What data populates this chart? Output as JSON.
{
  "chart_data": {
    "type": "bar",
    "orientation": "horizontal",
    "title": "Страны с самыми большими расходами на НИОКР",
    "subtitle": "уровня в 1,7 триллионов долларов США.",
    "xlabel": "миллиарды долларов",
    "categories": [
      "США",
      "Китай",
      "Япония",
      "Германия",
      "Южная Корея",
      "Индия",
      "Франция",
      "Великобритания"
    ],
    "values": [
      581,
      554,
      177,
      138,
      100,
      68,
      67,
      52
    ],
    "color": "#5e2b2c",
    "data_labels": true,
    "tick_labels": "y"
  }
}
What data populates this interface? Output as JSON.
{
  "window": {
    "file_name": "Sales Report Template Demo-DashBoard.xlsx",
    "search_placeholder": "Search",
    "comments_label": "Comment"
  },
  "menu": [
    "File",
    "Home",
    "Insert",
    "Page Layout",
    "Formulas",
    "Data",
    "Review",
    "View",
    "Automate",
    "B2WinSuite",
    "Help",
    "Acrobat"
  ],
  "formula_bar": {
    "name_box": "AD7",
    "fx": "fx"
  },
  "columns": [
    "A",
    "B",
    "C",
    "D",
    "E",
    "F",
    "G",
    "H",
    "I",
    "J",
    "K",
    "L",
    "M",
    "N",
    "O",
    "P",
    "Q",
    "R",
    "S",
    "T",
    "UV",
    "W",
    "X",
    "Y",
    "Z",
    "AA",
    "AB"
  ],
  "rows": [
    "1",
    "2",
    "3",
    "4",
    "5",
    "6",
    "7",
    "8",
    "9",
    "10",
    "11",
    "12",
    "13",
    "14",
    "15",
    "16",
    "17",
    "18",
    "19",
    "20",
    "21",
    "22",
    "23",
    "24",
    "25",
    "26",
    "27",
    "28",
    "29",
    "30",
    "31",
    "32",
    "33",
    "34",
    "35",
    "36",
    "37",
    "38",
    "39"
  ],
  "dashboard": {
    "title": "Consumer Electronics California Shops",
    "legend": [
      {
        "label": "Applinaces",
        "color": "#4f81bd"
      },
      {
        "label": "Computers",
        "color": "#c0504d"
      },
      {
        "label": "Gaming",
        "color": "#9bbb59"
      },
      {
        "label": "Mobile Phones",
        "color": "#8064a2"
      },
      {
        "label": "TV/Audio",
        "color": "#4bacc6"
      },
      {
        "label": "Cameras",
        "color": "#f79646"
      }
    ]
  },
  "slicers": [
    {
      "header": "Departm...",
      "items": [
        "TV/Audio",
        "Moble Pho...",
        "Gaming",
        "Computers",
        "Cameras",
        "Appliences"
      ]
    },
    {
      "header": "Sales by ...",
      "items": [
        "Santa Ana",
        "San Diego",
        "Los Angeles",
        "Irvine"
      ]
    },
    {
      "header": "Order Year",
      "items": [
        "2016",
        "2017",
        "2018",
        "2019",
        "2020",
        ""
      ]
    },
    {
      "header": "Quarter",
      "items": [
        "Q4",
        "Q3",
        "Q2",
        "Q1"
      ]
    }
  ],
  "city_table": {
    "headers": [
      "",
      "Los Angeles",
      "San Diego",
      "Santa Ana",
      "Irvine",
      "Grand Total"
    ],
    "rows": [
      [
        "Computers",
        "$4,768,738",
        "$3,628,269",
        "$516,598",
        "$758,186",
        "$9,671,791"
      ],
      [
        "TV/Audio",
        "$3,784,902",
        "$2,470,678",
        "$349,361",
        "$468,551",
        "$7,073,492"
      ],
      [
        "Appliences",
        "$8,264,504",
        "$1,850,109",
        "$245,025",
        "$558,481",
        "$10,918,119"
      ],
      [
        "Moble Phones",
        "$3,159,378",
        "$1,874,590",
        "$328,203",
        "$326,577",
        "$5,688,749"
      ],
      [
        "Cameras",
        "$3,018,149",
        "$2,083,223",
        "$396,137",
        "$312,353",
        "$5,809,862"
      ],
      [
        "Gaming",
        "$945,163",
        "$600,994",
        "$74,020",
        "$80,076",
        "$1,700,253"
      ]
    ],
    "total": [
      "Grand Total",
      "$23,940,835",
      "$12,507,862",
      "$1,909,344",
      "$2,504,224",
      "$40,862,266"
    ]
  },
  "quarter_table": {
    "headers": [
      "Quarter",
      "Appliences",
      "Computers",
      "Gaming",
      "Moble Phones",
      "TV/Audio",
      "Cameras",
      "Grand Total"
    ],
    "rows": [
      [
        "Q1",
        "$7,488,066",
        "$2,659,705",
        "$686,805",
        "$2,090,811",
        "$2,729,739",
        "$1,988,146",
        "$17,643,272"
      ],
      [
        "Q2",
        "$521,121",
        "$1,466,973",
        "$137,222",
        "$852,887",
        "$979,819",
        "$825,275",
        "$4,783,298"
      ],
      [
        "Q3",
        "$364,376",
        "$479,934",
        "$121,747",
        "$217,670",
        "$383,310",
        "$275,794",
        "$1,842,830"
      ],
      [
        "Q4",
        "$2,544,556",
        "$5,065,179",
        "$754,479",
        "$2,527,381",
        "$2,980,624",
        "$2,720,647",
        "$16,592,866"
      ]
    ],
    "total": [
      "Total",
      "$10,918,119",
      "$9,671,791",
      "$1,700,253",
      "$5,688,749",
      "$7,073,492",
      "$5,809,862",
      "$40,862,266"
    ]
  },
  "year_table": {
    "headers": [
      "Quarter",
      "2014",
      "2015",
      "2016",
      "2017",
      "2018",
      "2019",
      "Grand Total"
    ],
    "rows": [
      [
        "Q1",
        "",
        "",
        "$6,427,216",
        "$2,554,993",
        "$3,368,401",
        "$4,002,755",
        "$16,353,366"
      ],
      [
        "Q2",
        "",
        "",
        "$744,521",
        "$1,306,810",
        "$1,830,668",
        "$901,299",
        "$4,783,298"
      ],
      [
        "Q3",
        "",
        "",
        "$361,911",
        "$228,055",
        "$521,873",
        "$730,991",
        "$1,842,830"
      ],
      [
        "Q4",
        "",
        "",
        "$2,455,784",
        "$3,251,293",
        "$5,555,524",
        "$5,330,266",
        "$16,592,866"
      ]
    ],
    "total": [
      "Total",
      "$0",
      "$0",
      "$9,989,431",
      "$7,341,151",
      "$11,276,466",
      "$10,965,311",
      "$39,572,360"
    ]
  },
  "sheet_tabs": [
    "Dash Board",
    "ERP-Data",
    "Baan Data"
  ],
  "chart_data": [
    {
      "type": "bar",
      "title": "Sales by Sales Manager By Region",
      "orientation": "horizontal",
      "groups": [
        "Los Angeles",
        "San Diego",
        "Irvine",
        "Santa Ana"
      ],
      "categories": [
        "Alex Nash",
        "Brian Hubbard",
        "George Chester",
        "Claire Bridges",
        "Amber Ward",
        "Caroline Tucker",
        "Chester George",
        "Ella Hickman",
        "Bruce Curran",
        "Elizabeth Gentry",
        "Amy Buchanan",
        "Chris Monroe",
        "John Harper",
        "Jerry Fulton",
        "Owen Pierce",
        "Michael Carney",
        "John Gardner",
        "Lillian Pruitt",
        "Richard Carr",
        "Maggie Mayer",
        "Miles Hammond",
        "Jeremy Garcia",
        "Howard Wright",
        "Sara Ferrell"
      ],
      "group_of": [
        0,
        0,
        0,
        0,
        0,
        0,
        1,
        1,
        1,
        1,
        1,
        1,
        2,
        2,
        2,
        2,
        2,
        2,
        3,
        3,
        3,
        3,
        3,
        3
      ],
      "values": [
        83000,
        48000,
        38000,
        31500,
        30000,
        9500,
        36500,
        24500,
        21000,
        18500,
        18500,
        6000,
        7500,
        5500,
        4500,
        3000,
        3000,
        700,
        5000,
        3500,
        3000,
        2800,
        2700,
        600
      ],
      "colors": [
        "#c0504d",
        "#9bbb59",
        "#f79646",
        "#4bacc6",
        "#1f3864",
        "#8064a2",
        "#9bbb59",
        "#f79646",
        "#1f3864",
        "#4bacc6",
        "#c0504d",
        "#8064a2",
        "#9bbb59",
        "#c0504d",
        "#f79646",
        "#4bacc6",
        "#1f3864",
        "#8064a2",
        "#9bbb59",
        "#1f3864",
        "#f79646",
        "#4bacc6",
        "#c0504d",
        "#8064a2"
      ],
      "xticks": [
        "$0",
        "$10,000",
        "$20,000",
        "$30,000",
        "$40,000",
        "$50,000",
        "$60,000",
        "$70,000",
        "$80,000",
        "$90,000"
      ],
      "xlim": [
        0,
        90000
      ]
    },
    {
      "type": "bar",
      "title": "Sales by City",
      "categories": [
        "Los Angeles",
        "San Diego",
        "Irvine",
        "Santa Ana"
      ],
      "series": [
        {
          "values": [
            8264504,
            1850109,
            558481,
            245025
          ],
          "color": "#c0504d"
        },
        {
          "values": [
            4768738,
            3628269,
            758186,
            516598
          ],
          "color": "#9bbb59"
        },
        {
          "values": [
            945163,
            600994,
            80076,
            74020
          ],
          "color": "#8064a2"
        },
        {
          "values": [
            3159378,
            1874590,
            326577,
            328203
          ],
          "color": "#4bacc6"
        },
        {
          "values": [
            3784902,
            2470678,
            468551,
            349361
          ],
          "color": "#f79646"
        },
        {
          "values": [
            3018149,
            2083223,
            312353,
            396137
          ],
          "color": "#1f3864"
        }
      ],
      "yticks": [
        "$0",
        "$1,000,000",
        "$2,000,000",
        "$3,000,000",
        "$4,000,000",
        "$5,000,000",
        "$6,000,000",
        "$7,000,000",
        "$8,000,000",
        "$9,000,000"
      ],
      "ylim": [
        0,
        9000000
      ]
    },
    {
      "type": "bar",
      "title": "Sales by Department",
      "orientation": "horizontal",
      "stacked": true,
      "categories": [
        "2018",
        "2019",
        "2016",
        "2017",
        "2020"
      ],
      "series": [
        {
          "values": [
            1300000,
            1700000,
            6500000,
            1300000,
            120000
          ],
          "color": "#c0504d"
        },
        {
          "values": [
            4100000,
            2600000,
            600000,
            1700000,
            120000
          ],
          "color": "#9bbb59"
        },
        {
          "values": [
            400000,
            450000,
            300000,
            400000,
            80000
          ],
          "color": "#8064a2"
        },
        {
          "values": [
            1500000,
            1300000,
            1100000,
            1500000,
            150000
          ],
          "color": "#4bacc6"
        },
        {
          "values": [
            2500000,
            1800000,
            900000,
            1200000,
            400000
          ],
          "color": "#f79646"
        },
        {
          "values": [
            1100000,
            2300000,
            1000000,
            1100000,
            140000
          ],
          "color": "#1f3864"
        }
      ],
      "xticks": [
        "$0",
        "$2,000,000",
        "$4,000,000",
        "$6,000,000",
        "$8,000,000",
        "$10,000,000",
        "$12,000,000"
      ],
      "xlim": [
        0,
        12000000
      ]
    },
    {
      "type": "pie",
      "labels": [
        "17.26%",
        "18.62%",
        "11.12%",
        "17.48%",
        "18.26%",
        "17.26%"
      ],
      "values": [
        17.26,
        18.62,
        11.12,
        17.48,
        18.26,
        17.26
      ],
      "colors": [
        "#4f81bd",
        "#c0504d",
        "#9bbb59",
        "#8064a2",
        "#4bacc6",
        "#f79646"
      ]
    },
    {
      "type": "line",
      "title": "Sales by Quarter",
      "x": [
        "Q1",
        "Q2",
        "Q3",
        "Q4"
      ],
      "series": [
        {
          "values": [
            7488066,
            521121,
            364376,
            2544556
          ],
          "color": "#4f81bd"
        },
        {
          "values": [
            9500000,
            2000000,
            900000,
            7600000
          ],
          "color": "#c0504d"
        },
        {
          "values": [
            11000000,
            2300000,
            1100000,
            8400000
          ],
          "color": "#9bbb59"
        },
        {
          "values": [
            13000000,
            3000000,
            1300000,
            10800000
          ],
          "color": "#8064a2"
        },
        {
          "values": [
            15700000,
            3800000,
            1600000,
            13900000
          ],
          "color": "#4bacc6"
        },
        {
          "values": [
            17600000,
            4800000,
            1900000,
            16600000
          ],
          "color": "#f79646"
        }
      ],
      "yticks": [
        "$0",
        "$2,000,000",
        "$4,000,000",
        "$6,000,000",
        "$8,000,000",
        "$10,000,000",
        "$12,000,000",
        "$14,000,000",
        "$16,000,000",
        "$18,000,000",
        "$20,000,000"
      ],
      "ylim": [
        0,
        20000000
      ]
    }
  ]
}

- [Exercise aim]:
Track down every line of the material containing the string "What", and copy it.

- [Full response]:
What data populates this chart? Output as JSON.
What data populates this interface? Output as JSON.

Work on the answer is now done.